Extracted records
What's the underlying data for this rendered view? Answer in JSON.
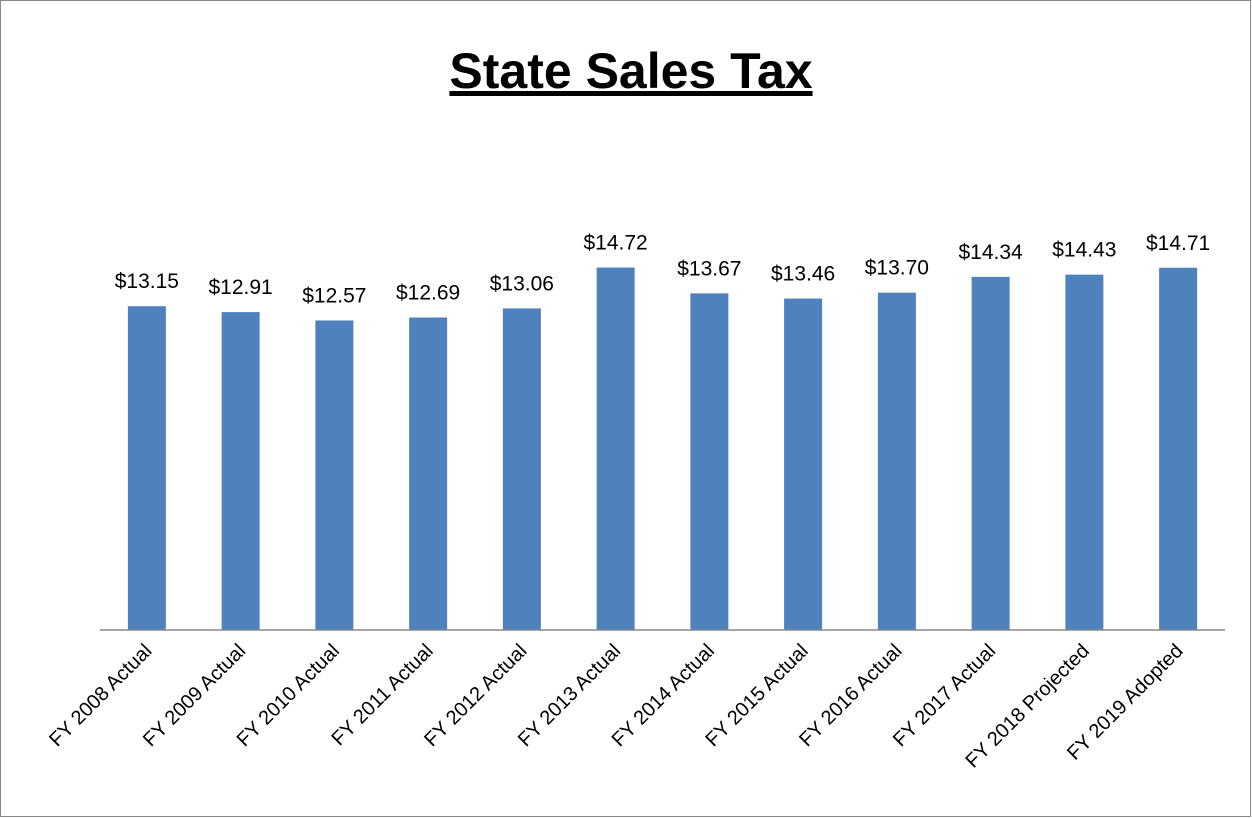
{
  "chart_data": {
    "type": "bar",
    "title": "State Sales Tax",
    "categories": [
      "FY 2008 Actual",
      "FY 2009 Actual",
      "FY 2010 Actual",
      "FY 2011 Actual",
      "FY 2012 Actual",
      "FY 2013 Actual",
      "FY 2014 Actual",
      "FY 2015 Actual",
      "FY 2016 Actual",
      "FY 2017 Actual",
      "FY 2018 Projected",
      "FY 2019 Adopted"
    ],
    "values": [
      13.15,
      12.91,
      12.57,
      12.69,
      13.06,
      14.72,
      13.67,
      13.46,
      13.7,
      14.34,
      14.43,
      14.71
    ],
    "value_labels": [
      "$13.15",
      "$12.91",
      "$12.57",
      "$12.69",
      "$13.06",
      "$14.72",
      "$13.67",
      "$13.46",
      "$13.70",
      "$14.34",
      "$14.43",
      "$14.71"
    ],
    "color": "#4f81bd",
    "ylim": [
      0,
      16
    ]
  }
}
* * *
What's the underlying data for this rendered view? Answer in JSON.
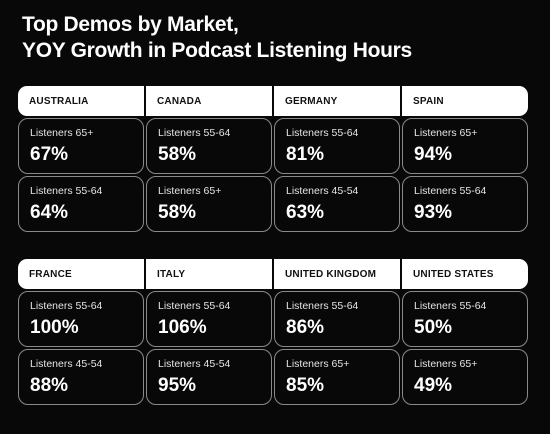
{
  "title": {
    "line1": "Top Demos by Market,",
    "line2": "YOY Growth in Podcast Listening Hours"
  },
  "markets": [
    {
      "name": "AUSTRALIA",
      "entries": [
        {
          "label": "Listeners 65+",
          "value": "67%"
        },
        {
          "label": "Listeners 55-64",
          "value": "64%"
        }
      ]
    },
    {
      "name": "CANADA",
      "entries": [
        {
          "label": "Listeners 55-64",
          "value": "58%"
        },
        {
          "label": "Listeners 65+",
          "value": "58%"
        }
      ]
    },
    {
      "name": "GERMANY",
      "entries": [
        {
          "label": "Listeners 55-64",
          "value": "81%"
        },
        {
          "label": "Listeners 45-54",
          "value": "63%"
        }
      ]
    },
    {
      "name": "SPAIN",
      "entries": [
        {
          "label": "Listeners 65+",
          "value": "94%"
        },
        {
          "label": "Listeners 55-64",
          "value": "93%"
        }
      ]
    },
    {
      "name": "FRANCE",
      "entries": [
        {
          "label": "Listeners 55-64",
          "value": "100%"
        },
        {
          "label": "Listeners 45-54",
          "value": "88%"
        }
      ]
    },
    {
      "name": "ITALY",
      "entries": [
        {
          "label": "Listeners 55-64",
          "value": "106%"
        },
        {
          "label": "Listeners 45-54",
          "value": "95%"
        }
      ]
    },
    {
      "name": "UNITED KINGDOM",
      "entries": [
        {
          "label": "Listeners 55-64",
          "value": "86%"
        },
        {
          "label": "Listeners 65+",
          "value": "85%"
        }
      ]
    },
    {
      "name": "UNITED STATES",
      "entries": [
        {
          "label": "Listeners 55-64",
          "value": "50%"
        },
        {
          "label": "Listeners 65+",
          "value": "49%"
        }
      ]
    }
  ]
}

- _What the task asks_:
Check each line of the entries for the string "name". Copy the lines that have it.

- _Result for this exercise_:
      "name": "AUSTRALIA",
      "name": "CANADA",
      "name": "GERMANY",
      "name": "SPAIN",
      "name": "FRANCE",
      "name": "ITALY",
      "name": "UNITED KINGDOM",
      "name": "UNITED STATES",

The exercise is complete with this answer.